*WRITTEN INSTRUCTION*:
Every entry should be repeated exactly. Omit the pictures.

::::

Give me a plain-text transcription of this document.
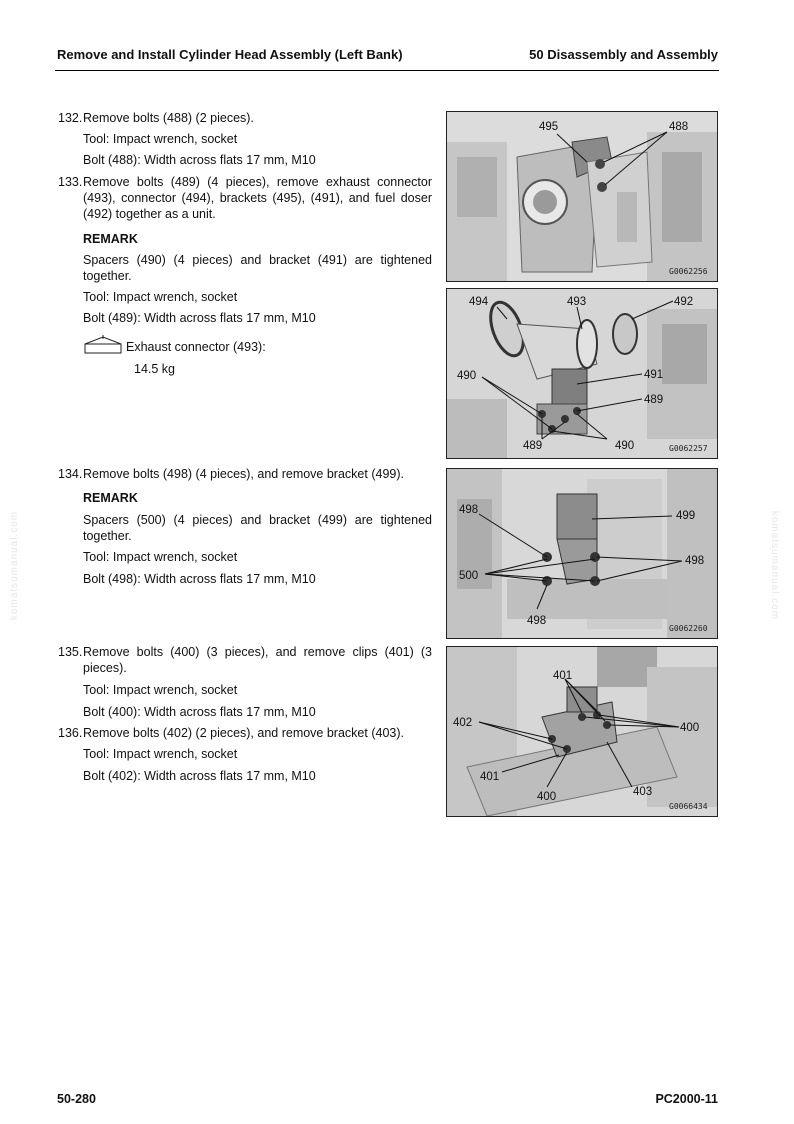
Remove and Install Cylinder Head Assembly (Left Bank)	50 Disassembly and Assembly
132. Remove bolts (488) (2 pieces).
Tool: Impact wrench, socket
Bolt (488): Width across flats 17 mm, M10
133. Remove bolts (489) (4 pieces), remove exhaust connector (493), connector (494), brackets (495), (491), and fuel doser (492) together as a unit.
REMARK
Spacers (490) (4 pieces) and bracket (491) are tightened together.
Tool: Impact wrench, socket
Bolt (489): Width across flats 17 mm, M10
Exhaust connector (493):
14.5 kg
134. Remove bolts (498) (4 pieces), and remove bracket (499).
REMARK
Spacers (500) (4 pieces) and bracket (499) are tightened together.
Tool: Impact wrench, socket
Bolt (498): Width across flats 17 mm, M10
135. Remove bolts (400) (3 pieces), and remove clips (401) (3 pieces).
Tool: Impact wrench, socket
Bolt (400): Width across flats 17 mm, M10
136. Remove bolts (402) (2 pieces), and remove bracket (403).
Tool: Impact wrench, socket
Bolt (402): Width across flats 17 mm, M10
495	488
G0062256
494	493	492
490	491
489
489	490	G0062257
498	499
500
498
498
G0062260
401
402	400
401
400	403
G0066434
komatsumanual.com	komatsumanual.com
50-280	PC2000-11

::::

*RESPONSE*:
Give me a plain-text transcription of this document.
Remove and Install Cylinder Head Assembly (Left Bank)	50 Disassembly and Assembly
132. Remove bolts (488) (2 pieces).
Tool: Impact wrench, socket
Bolt (488): Width across flats 17 mm, M10
133. Remove bolts (489) (4 pieces), remove exhaust connector (493), connector (494), brackets (495), (491), and fuel doser (492) together as a unit.
REMARK
Spacers (490) (4 pieces) and bracket (491) are tightened together.
Tool: Impact wrench, socket
Bolt (489): Width across flats 17 mm, M10
Exhaust connector (493):
14.5 kg
134. Remove bolts (498) (4 pieces), and remove bracket (499).
REMARK
Spacers (500) (4 pieces) and bracket (499) are tightened together.
Tool: Impact wrench, socket
Bolt (498): Width across flats 17 mm, M10
135. Remove bolts (400) (3 pieces), and remove clips (401) (3 pieces).
Tool: Impact wrench, socket
Bolt (400): Width across flats 17 mm, M10
136. Remove bolts (402) (2 pieces), and remove bracket (403).
Tool: Impact wrench, socket
Bolt (402): Width across flats 17 mm, M10
495	488
G0062256
494	493	492
490	491
489
489	490	G0062257
498	499
500
498
498
G0062260
401
402	400
401
400	403
G0066434
komatsumanual.com	komatsumanual.com
50-280	PC2000-11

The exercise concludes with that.